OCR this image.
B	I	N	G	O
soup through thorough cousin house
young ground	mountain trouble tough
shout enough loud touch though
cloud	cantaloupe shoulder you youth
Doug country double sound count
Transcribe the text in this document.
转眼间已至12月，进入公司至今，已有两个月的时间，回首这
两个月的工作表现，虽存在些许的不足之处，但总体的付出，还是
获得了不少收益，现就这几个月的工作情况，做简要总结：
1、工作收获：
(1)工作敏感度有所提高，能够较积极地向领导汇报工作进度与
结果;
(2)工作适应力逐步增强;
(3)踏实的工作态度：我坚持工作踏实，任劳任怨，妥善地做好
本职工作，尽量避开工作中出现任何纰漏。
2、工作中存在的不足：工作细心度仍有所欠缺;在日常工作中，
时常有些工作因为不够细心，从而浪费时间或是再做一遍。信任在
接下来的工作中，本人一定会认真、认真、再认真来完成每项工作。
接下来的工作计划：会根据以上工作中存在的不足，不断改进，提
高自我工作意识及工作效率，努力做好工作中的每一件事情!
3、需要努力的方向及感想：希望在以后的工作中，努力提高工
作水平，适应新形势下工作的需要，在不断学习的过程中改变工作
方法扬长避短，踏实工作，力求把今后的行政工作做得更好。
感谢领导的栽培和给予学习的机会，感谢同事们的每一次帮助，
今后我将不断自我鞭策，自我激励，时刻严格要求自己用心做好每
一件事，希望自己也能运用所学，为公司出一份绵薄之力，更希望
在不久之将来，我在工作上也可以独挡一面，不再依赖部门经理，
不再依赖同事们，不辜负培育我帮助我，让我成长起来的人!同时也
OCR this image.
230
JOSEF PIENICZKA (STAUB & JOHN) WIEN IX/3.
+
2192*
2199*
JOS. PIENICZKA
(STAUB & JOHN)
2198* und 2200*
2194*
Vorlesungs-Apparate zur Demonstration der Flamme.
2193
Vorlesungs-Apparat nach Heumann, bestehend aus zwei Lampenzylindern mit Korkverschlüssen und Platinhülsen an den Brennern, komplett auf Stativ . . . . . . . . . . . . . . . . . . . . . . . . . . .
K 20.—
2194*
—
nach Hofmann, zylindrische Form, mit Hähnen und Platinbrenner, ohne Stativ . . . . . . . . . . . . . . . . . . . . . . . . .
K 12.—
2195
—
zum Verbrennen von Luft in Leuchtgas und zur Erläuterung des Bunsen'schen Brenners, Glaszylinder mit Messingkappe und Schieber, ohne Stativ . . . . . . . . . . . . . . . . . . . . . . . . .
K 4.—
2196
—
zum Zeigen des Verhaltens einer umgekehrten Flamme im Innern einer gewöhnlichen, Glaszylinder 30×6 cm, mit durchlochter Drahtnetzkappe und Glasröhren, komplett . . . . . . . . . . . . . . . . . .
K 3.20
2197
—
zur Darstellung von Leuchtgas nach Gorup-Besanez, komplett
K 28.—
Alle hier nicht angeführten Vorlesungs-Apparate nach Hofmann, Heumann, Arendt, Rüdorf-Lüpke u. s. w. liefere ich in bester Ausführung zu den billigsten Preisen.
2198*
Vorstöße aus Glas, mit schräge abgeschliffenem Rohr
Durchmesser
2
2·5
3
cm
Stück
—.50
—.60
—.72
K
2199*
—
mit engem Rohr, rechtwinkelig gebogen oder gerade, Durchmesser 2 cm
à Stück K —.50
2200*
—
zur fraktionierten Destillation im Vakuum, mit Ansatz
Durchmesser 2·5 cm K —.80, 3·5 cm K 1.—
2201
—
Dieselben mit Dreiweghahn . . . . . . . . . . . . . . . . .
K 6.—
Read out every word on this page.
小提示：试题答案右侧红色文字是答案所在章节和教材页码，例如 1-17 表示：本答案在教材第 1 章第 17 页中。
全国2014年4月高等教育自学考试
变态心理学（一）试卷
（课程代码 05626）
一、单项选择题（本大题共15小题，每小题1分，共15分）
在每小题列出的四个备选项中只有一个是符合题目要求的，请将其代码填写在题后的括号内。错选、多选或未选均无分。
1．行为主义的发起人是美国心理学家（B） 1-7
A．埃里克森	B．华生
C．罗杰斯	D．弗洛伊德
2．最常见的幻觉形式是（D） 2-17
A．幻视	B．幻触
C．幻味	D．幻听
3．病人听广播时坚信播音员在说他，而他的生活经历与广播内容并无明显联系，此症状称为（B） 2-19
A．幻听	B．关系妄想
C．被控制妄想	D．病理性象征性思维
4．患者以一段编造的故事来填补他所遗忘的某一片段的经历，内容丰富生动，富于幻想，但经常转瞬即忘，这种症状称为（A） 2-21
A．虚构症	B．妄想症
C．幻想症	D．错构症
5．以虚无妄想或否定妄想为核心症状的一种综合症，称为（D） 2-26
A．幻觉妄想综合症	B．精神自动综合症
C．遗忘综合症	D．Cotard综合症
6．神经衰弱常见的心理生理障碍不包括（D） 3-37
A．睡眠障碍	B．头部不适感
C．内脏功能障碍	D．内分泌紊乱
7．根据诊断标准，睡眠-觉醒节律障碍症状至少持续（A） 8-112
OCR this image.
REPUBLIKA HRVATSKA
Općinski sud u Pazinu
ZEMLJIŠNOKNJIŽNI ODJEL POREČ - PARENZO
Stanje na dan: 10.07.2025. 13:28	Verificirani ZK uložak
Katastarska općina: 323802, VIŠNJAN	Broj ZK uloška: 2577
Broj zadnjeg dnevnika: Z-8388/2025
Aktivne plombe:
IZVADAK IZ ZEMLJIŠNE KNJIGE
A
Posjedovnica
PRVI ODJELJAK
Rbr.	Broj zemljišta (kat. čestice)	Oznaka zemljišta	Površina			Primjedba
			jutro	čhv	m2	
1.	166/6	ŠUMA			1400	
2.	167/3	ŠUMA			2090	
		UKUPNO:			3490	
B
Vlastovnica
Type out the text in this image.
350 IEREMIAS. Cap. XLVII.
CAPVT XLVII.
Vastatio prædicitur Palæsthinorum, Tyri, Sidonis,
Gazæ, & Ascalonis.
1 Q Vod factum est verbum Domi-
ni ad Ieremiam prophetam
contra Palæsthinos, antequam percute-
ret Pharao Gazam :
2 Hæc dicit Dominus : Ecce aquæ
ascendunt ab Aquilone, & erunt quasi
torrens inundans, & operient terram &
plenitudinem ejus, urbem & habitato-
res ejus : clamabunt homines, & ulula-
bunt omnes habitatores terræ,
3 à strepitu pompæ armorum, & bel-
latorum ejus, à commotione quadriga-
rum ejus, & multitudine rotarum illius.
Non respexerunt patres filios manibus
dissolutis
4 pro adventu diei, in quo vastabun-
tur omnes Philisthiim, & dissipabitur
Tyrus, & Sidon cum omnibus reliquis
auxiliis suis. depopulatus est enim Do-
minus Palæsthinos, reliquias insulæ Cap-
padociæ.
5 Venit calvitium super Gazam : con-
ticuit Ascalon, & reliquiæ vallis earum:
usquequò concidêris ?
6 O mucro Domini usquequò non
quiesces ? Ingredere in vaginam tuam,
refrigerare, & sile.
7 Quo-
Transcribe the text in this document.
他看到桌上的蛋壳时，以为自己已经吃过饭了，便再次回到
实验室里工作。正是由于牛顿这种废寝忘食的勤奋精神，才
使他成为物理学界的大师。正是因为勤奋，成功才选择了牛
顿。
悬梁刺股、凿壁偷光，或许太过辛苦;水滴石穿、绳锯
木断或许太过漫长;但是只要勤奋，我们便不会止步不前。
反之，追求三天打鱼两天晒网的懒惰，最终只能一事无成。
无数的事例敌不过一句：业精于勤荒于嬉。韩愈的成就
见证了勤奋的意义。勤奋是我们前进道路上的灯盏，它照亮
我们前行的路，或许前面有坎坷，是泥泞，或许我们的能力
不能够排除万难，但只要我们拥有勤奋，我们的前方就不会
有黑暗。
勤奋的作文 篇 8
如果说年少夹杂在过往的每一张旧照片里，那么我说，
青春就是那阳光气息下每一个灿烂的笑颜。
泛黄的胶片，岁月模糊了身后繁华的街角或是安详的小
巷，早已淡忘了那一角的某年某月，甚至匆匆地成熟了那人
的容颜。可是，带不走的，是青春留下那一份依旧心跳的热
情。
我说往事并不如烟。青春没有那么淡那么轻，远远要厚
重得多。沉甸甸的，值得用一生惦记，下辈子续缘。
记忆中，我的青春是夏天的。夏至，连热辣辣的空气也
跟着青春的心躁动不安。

Stated problem:
Tell how many lines in the material above include the word "usquequò", giving the number only.

Written answer:
2